# TASK DIRECTIONS
Locate each line with the string "name" in the listing below and copy it.

# EXERCISE INPUTS
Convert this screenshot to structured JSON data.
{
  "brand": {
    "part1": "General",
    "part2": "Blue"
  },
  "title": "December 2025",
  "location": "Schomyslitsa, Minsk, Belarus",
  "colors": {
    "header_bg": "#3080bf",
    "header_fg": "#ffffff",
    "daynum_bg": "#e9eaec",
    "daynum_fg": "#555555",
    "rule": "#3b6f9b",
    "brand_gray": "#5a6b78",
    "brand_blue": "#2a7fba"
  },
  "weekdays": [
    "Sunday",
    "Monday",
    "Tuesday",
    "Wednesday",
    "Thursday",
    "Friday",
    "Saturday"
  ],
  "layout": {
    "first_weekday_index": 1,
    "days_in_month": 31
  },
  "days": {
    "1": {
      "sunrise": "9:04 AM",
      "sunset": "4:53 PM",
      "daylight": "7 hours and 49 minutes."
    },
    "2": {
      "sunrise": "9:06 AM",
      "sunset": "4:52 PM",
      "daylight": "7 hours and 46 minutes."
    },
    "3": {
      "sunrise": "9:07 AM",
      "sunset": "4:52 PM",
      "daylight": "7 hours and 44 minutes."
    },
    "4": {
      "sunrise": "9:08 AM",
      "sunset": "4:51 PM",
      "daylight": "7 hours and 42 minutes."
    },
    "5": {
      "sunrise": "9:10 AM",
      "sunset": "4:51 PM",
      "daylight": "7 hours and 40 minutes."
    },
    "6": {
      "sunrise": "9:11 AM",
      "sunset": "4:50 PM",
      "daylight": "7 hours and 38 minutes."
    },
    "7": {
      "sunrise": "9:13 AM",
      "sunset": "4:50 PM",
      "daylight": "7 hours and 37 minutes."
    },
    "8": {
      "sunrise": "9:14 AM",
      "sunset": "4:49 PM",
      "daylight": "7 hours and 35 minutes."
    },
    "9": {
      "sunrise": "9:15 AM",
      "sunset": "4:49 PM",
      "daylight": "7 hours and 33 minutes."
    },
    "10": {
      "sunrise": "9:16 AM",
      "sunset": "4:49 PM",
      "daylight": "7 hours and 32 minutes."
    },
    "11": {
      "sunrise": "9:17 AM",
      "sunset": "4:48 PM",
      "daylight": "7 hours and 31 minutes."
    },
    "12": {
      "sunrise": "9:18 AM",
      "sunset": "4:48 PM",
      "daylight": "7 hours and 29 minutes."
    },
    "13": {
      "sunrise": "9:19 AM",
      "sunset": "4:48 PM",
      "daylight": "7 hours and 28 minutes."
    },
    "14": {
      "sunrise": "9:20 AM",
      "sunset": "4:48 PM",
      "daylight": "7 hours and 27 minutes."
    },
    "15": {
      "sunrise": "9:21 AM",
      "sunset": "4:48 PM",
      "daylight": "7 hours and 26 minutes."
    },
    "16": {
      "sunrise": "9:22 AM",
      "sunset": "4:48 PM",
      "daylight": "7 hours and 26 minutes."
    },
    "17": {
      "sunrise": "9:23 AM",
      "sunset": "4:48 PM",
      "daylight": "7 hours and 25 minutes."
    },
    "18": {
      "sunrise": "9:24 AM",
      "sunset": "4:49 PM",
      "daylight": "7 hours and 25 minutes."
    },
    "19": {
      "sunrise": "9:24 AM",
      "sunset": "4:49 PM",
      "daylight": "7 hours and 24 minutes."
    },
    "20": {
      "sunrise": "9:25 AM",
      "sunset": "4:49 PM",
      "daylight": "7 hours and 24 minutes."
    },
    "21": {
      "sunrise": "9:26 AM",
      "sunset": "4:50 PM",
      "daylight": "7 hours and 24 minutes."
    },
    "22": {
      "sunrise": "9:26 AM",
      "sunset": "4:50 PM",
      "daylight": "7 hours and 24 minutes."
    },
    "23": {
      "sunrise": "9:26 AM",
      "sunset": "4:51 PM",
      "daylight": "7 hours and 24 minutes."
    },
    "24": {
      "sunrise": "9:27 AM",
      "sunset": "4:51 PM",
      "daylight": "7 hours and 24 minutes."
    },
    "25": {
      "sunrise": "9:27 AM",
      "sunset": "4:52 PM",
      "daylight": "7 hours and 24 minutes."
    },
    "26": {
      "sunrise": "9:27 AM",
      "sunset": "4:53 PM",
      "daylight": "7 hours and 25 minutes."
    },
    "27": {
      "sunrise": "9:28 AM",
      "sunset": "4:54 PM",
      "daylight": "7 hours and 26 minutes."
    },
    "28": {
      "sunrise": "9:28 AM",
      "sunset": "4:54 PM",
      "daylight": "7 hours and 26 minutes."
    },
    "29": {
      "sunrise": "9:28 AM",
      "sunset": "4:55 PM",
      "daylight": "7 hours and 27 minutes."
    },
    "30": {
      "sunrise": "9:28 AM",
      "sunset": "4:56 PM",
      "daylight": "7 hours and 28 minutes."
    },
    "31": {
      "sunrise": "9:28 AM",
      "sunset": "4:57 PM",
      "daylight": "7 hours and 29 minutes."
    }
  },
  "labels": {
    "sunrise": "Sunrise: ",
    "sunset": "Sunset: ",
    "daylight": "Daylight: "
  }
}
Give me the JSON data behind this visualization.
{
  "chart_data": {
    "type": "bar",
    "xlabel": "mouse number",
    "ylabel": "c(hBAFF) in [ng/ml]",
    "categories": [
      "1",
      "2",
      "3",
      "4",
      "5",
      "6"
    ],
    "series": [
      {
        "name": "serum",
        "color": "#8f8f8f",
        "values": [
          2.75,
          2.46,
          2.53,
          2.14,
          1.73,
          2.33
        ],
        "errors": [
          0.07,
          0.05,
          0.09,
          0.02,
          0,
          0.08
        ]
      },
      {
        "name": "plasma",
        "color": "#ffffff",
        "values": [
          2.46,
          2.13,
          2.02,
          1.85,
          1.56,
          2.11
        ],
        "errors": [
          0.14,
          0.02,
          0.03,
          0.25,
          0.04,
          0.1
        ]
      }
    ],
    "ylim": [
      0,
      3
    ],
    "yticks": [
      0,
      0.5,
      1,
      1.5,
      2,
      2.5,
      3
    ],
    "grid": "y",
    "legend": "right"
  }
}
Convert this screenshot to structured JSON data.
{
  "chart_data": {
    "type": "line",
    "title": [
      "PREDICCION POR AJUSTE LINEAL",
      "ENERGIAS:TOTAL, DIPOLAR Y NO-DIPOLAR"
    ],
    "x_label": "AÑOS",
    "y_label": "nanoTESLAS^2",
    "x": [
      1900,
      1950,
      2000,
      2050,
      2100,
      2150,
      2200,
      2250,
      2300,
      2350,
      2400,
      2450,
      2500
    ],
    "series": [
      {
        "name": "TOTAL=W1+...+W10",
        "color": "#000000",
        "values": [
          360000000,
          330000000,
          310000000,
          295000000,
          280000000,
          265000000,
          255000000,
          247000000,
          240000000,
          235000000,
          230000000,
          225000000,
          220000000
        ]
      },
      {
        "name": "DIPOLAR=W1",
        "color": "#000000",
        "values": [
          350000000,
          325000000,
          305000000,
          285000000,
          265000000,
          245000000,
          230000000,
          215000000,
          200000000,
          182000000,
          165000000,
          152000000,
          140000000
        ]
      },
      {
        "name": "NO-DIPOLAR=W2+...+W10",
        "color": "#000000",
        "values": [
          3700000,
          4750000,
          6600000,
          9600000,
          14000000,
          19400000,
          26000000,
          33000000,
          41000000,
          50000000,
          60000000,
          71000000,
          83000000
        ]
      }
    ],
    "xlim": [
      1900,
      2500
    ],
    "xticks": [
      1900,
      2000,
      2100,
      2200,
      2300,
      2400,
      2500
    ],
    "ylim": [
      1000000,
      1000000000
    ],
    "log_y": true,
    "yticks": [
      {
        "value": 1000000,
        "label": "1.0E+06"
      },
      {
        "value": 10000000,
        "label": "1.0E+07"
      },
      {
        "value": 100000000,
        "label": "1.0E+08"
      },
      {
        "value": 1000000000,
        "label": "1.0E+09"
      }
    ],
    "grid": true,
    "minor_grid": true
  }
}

# TASK SOLUTION
        "name": "serum",
        "name": "plasma",
        "name": "TOTAL=W1+...+W10",
        "name": "DIPOLAR=W1",
        "name": "NO-DIPOLAR=W2+...+W10",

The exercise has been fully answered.